[Saved entries]
══════

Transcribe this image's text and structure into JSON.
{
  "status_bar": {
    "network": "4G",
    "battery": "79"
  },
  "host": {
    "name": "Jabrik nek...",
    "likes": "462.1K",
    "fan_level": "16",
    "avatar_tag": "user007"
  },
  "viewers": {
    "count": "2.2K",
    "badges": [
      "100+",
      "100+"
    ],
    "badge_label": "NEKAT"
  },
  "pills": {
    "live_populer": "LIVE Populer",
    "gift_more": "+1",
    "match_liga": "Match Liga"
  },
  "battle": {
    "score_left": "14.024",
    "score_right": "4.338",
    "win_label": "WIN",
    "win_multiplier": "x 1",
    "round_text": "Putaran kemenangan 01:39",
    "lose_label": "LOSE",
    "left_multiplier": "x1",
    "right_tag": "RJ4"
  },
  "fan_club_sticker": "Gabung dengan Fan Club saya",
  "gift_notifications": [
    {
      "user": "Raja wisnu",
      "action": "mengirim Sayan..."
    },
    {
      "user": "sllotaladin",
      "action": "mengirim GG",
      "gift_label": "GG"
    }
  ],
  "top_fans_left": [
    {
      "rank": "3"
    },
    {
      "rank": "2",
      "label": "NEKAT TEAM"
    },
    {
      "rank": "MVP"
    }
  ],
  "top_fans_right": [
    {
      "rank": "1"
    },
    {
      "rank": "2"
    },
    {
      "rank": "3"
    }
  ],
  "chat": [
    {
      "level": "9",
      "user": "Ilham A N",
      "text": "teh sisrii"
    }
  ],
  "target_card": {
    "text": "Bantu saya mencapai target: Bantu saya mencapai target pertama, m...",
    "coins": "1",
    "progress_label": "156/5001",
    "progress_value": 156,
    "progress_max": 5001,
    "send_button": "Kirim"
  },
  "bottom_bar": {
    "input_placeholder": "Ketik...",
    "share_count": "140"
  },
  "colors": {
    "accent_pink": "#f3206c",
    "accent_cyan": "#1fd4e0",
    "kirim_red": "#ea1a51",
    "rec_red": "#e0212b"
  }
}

══════

- [TASK TO CARRY OUT]: Restate each record word for word.

- [WRITTEN SOLUTION]:
Transcribe this image's text and structure into JSON.
{
  "status_bar": {
    "network": "4G",
    "battery": "79"
  },
  "host": {
    "name": "Jabrik nek...",
    "likes": "462.1K",
    "fan_level": "16",
    "avatar_tag": "user007"
  },
  "viewers": {
    "count": "2.2K",
    "badges": [
      "100+",
      "100+"
    ],
    "badge_label": "NEKAT"
  },
  "pills": {
    "live_populer": "LIVE Populer",
    "gift_more": "+1",
    "match_liga": "Match Liga"
  },
  "battle": {
    "score_left": "14.024",
    "score_right": "4.338",
    "win_label": "WIN",
    "win_multiplier": "x 1",
    "round_text": "Putaran kemenangan 01:39",
    "lose_label": "LOSE",
    "left_multiplier": "x1",
    "right_tag": "RJ4"
  },
  "fan_club_sticker": "Gabung dengan Fan Club saya",
  "gift_notifications": [
    {
      "user": "Raja wisnu",
      "action": "mengirim Sayan..."
    },
    {
      "user": "sllotaladin",
      "action": "mengirim GG",
      "gift_label": "GG"
    }
  ],
  "top_fans_left": [
    {
      "rank": "3"
    },
    {
      "rank": "2",
      "label": "NEKAT TEAM"
    },
    {
      "rank": "MVP"
    }
  ],
  "top_fans_right": [
    {
      "rank": "1"
    },
    {
      "rank": "2"
    },
    {
      "rank": "3"
    }
  ],
  "chat": [
    {
      "level": "9",
      "user": "Ilham A N",
      "text": "teh sisrii"
    }
  ],
  "target_card": {
    "text": "Bantu saya mencapai target: Bantu saya mencapai target pertama, m...",
    "coins": "1",
    "progress_label": "156/5001",
    "progress_value": 156,
    "progress_max": 5001,
    "send_button": "Kirim"
  },
  "bottom_bar": {
    "input_placeholder": "Ketik...",
    "share_count": "140"
  },
  "colors": {
    "accent_pink": "#f3206c",
    "accent_cyan": "#1fd4e0",
    "kirim_red": "#ea1a51",
    "rec_red": "#e0212b"
  }
}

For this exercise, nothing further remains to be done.